• Records provided:
——————

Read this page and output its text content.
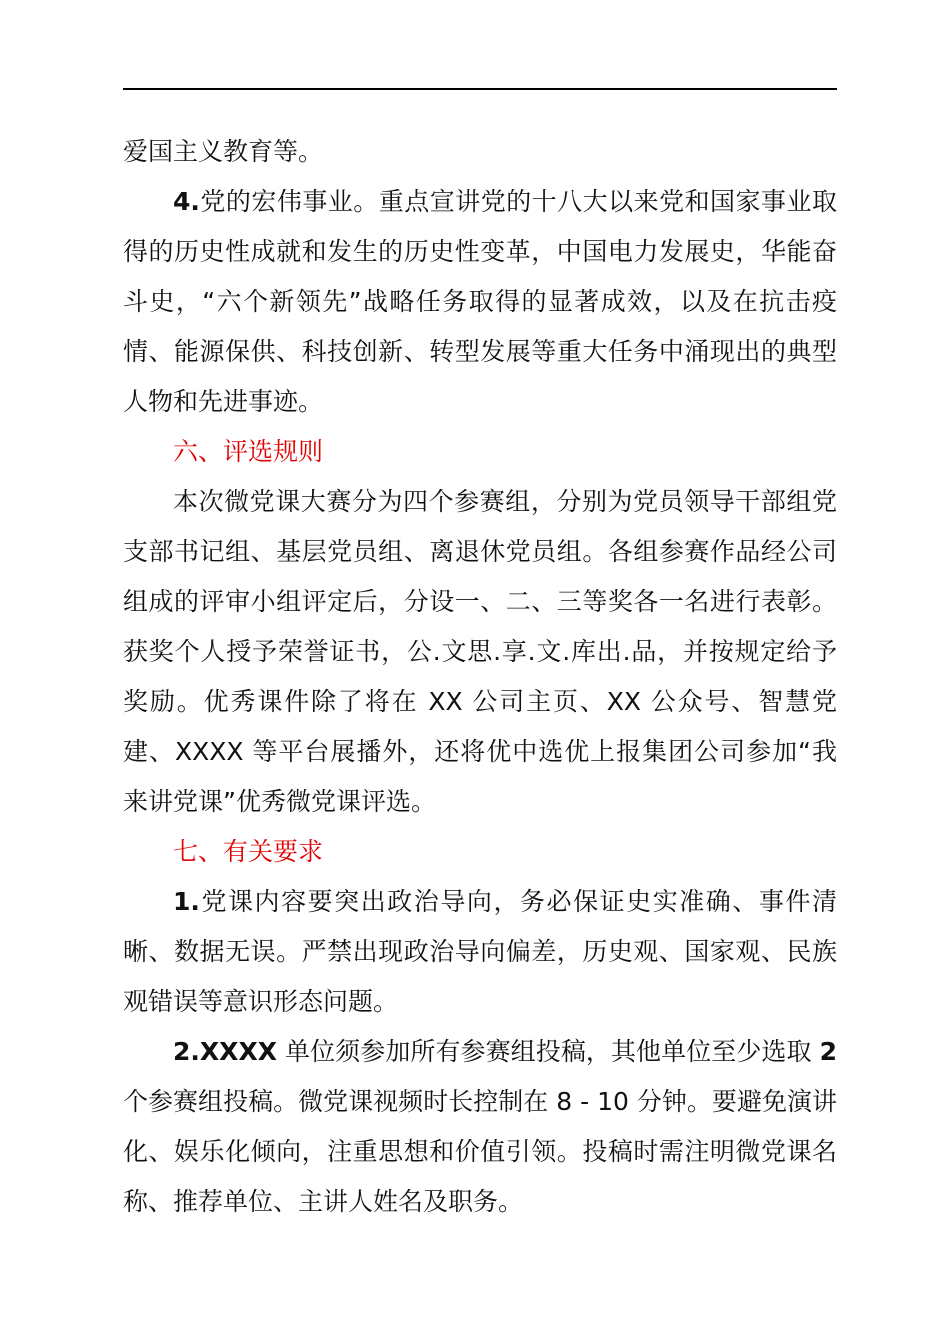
爱国主义教育等。

4.党的宏伟事业。重点宣讲党的十八大以来党和国家事业取得的历史性成就和发生的历史性变革，中国电力发展史，华能奋斗史，“六个新领先”战略任务取得的显著成效，以及在抗击疫情、能源保供、科技创新、转型发展等重大任务中涌现出的典型人物和先进事迹。

六、评选规则

本次微党课大赛分为四个参赛组，分别为党员领导干部组党支部书记组、基层党员组、离退休党员组。各组参赛作品经公司组成的评审小组评定后，分设一、二、三等奖各一名进行表彰。获奖个人授予荣誉证书，公.文思.享.文.库出.品，并按规定给予奖励。优秀课件除了将在 XX 公司主页、XX 公众号、智慧党建、XXXX 等平台展播外，还将优中选优上报集团公司参加“我来讲党课”优秀微党课评选。

七、有关要求

1.党课内容要突出政治导向，务必保证史实准确、事件清晰、数据无误。严禁出现政治导向偏差，历史观、国家观、民族观错误等意识形态问题。

2.XXXX 单位须参加所有参赛组投稿，其他单位至少选取 2 个参赛组投稿。微党课视频时长控制在 8 - 10 分钟。要避免演讲化、娱乐化倾向，注重思想和价值引领。投稿时需注明微党课名称、推荐单位、主讲人姓名及职务。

——————

Pictures in the records above should not be copied. Repeat everything else exactly.

Read this page and output its text content.
爱国主义教育等。

4.党的宏伟事业。重点宣讲党的十八大以来党和国家事业取得的历史性成就和发生的历史性变革，中国电力发展史，华能奋斗史，“六个新领先”战略任务取得的显著成效，以及在抗击疫情、能源保供、科技创新、转型发展等重大任务中涌现出的典型人物和先进事迹。

六、评选规则

本次微党课大赛分为四个参赛组，分别为党员领导干部组党支部书记组、基层党员组、离退休党员组。各组参赛作品经公司组成的评审小组评定后，分设一、二、三等奖各一名进行表彰。获奖个人授予荣誉证书，公.文思.享.文.库出.品，并按规定给予奖励。优秀课件除了将在 XX 公司主页、XX 公众号、智慧党建、XXXX 等平台展播外，还将优中选优上报集团公司参加“我来讲党课”优秀微党课评选。

七、有关要求

1.党课内容要突出政治导向，务必保证史实准确、事件清晰、数据无误。严禁出现政治导向偏差，历史观、国家观、民族观错误等意识形态问题。

2.XXXX 单位须参加所有参赛组投稿，其他单位至少选取 2 个参赛组投稿。微党课视频时长控制在 8 - 10 分钟。要避免演讲化、娱乐化倾向，注重思想和价值引领。投稿时需注明微党课名称、推荐单位、主讲人姓名及职务。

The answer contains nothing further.